▶ _Work to do_:
Show all lines holding "有多种配比充填时".

***

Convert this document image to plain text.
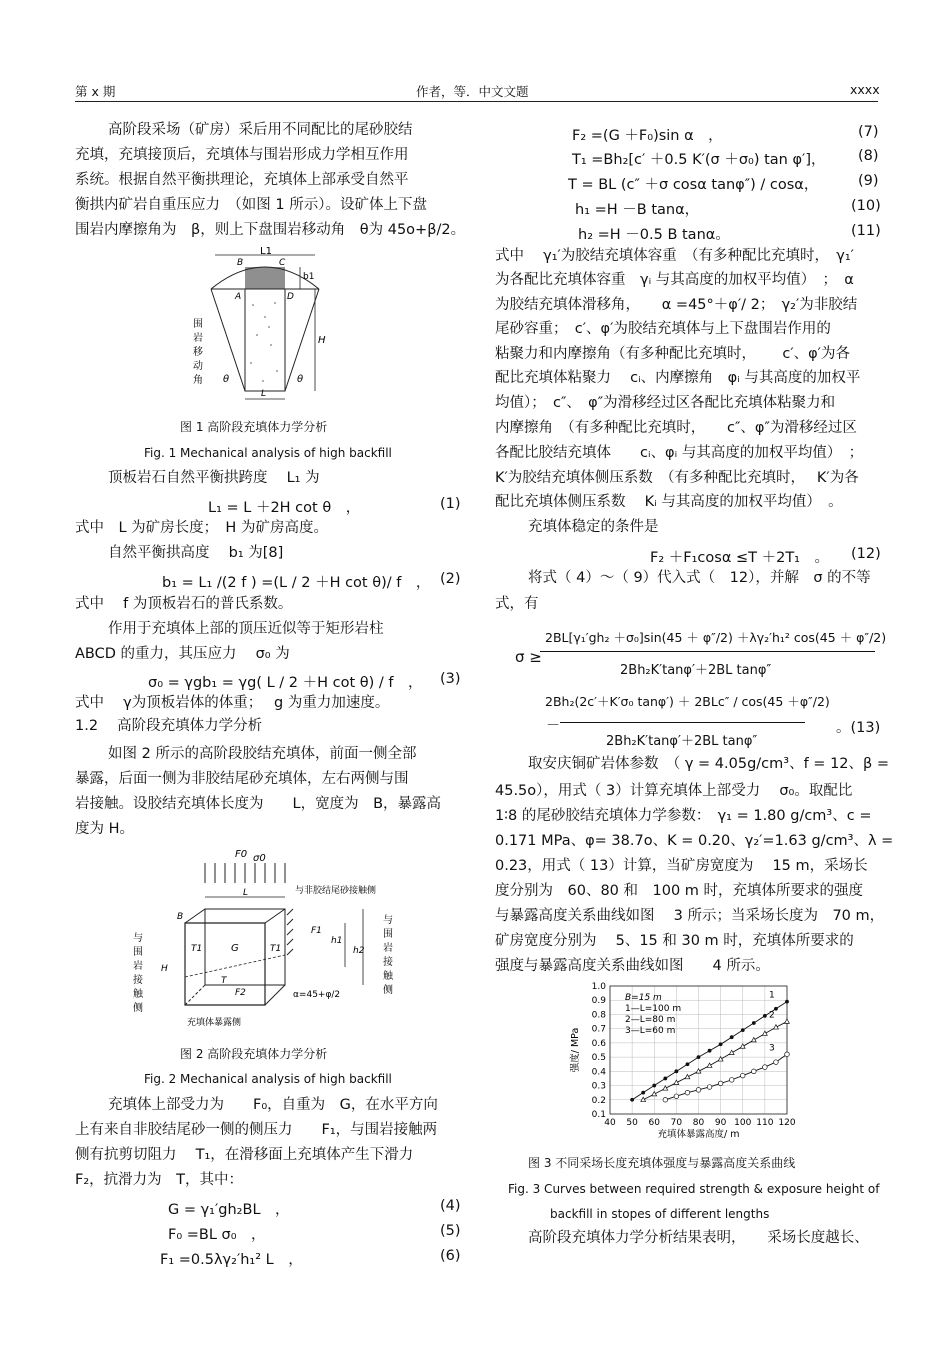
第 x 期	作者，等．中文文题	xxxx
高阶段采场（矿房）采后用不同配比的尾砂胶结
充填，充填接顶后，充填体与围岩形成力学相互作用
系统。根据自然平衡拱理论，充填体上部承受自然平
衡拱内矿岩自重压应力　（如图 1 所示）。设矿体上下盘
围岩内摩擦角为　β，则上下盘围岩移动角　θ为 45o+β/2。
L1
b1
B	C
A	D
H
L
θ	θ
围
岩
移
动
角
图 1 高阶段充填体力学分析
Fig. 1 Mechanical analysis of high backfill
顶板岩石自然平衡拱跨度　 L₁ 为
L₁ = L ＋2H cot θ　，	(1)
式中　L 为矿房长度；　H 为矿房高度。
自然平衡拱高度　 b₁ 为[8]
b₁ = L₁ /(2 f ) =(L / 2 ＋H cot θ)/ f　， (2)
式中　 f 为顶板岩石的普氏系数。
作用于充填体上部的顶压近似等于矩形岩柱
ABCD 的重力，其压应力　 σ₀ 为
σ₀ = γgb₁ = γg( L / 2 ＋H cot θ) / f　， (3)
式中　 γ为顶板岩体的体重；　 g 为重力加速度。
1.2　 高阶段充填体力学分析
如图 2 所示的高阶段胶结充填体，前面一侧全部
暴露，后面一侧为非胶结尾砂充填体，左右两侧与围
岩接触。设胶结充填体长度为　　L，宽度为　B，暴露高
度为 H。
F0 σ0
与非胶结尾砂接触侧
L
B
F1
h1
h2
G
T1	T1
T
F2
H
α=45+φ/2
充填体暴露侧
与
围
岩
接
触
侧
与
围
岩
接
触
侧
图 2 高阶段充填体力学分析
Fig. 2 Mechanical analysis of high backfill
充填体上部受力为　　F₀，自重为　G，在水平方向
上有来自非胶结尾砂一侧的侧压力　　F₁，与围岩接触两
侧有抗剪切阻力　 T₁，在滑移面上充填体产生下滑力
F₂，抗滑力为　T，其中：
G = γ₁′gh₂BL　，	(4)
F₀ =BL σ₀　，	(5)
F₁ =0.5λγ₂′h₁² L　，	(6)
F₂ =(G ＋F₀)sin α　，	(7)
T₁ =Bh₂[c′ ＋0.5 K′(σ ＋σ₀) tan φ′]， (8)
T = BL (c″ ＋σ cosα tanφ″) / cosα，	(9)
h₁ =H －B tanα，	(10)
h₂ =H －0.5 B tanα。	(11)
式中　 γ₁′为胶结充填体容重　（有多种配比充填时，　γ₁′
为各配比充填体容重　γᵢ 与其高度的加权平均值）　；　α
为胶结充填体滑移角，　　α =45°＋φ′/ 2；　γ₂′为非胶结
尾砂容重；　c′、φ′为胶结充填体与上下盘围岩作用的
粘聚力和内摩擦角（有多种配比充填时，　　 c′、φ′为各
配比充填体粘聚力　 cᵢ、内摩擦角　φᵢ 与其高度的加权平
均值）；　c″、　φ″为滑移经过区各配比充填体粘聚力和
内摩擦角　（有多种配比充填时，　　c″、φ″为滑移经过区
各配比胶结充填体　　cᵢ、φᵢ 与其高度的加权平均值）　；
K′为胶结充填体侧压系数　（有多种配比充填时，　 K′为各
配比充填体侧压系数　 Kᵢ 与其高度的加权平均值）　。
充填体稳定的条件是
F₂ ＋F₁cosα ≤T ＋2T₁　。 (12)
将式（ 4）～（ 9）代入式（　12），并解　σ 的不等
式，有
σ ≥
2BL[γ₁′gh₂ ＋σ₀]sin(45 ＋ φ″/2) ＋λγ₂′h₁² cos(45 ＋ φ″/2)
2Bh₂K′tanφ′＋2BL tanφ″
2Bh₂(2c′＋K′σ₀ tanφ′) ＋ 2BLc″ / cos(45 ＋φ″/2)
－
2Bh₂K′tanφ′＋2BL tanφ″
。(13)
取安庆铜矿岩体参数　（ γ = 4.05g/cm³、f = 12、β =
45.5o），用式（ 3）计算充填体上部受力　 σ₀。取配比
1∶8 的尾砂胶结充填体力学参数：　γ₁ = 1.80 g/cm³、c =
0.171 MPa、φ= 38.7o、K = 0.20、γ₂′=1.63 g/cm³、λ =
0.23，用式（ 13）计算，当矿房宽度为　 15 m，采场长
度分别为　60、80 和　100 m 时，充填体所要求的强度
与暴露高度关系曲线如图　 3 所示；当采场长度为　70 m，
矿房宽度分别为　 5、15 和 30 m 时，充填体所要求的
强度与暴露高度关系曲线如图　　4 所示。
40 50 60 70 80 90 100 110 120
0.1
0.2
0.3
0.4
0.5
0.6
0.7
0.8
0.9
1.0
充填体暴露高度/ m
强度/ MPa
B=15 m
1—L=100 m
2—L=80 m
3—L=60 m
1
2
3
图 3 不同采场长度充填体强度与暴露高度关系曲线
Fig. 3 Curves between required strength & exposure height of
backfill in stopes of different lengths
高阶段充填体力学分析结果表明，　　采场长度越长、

***

▶ _Full answer_:
式中　 γ₁′为胶结充填体容重　（有多种配比充填时，　γ₁′
粘聚力和内摩擦角（有多种配比充填时，　　 c′、φ′为各
内摩擦角　（有多种配比充填时，　　c″、φ″为滑移经过区
K′为胶结充填体侧压系数　（有多种配比充填时，　 K′为各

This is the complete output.